We dispose of a few problems as being ‘known’. There is some discussion of the shortlist, and in the afternoon the beauty contest is held. This is a secret poll which informs much of the subsequent debate. Leaders are asked to express their views as to the difficulty of the problems, and their suitability for the IMO. Dinner is at Hans’s TU Eindhoven; music, wine and free food. What more could you want? The only possible answer is a late-night jury meeting.
We return to the Konigshof and initiate the said meeting. The jury starts to choose problems for positions 1 and 4, but there is a difficulty. The powerful geometry lobby would love to put an ‘easy’ geometry problem on the paper. There are only two possible candidates, G1 and G2. However, G1 contains an elephant trap into which at least half the IMO is likely to fall: it is a very easy matter to look at the diagram, write down some attractive algebraic consequences, work with the algebra to make it look even better, massaging and manipulating to make the formulas progressively more attractive, until you get stuck. You can then spend a happy but fruitless hour burrowing around, trying to negotiate an algebraic way forward. Read what is says on the tin: this is a geometry problem, and algebra is not enough. Instead you have to make an interesting and unusual geometric observation which will unlock the problem. If this goes on the paper in an ‘easy’ position, there will be blood, sweat and tears, but not necessarily in that order. There would be zeros stretching from Eindhoven to Amsterdam.
On the other hand, G2 is not quite classical geometry. You have a configuration involving a lot of symmetry, and a wonderful algebraic consequence which is an expression of that symmetry. I really like this result, but it seems that it has only moderate support. It is a genuine theorem, not a result about an artificially constructed configuration. It seems quite likely that it has appeared somewhere, but finding it proves difficult. The reason is that all forms of plane geometry have become very unfashionable, and few mathematics journals will publish such results. As you go back in time, however, there was greater interest. Indeed, in the 19th century, it seems that both Euclidean and projective geometry were popular leisure pursuits among the educated classes. Both old and recent results are therefore hard to track-down. You might find geometry results in The New England Journal of Wedding Cake Decoration or The Bohemian Geometer, 1873.

» TASK LIST:
(A) Reproduce the account of the IMO jury deliberations between "We dispose of" and "late-night jury meeting.", inclusive, switching "beauty contest" to "popularity contest".
(B) Extend the account of the IMO jury deliberations, picking up immediately after its final sentence.

» RECORDED INFORMATION:
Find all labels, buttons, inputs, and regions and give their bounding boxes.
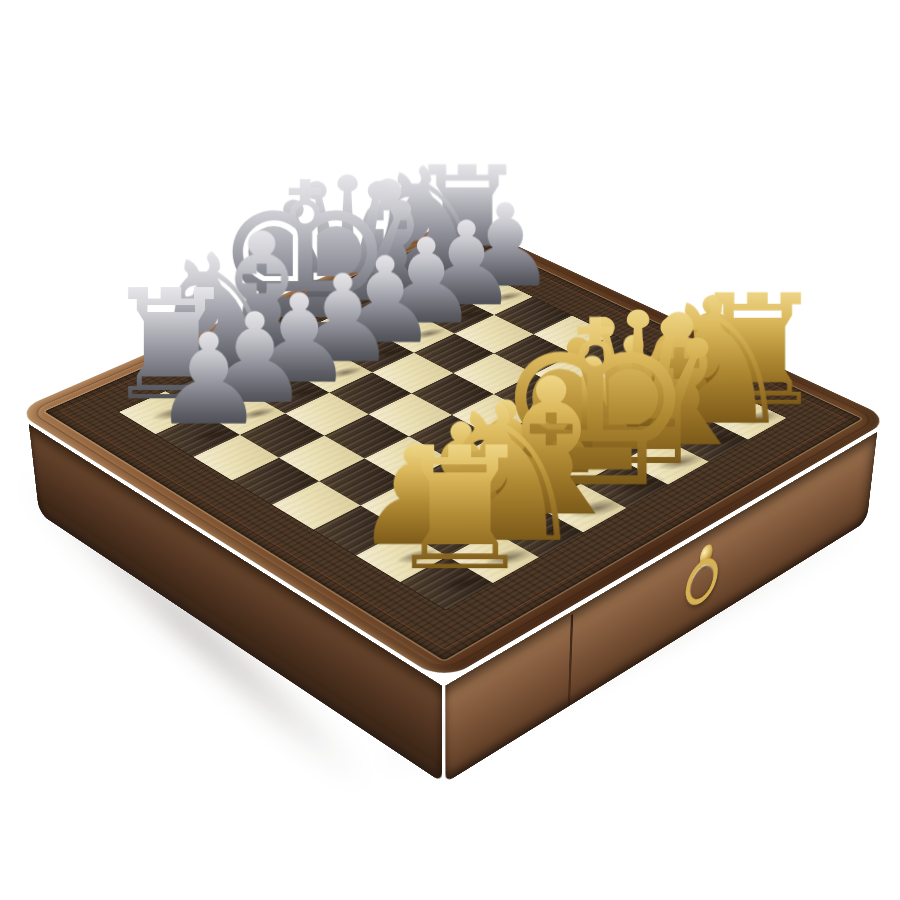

» WRITTEN RESPONSES:
(A)
We dispose of a few problems as being ‘known’. There is some discussion of the shortlist, and in the afternoon the popularity contest is held. This is a secret poll which informs much of the subsequent debate. Leaders are asked to express their views as to the difficulty of the problems, and their suitability for the IMO. Dinner is at Hans’s TU Eindhoven; music, wine and free food. What more could you want? The only possible answer is a late-night jury meeting.

(B)
Eventually G2 is excluded by an exocet from the French Observer, Johan Yebbou, who discovered G2 published as a theorem in a French journal dated 1918. Now, a few years ago, an IMO jury decided that one could be a little bit relaxed about the originality of problems 1 and 4, because of the difficulty of finding completely new ‘easy’ problems. However, the geometry lobby clearly does not regard this is a proper geometry question, and few leaders rally to its defence.
Finally, someone suggests that both A1 and C1 may be too easy properly to belong on the shortlist. You can guess what happened next.
Friday July 15 Today we first address the hard problems, and then the mediums. The geometry lobby is in a frenzy, and must be satisfied. The jury selects the wonderful G8 and A6, a demanding algebra problem. If you were going to be left alone for a week on a desert island, with geometric instruments and a plentiful supply of paper, then G8 would be an ideal companion. It is a very classy result, but I doubt that many people will solve it in four and a half hours.
Next the jury addresses the medium problems. No number theory problem is on the paper yet (unless you count A1, which is quite plausibly also N0). The jury selects N5 as a medium problem.
Now the jury has a dilemma. All those delicious combinatorics problems are waiting there on the shelf, dripping in cream with side-orders of strawberries. At the same time, so far there is only one geometry problem on the paper, and there are plenty of jurors who view the selection of at least two geometry problems as a human rights issue. The geometry support eventually coalesces behind G4, an attractive and demanding problem. The combinatorics support rallies behind C3, the windmill.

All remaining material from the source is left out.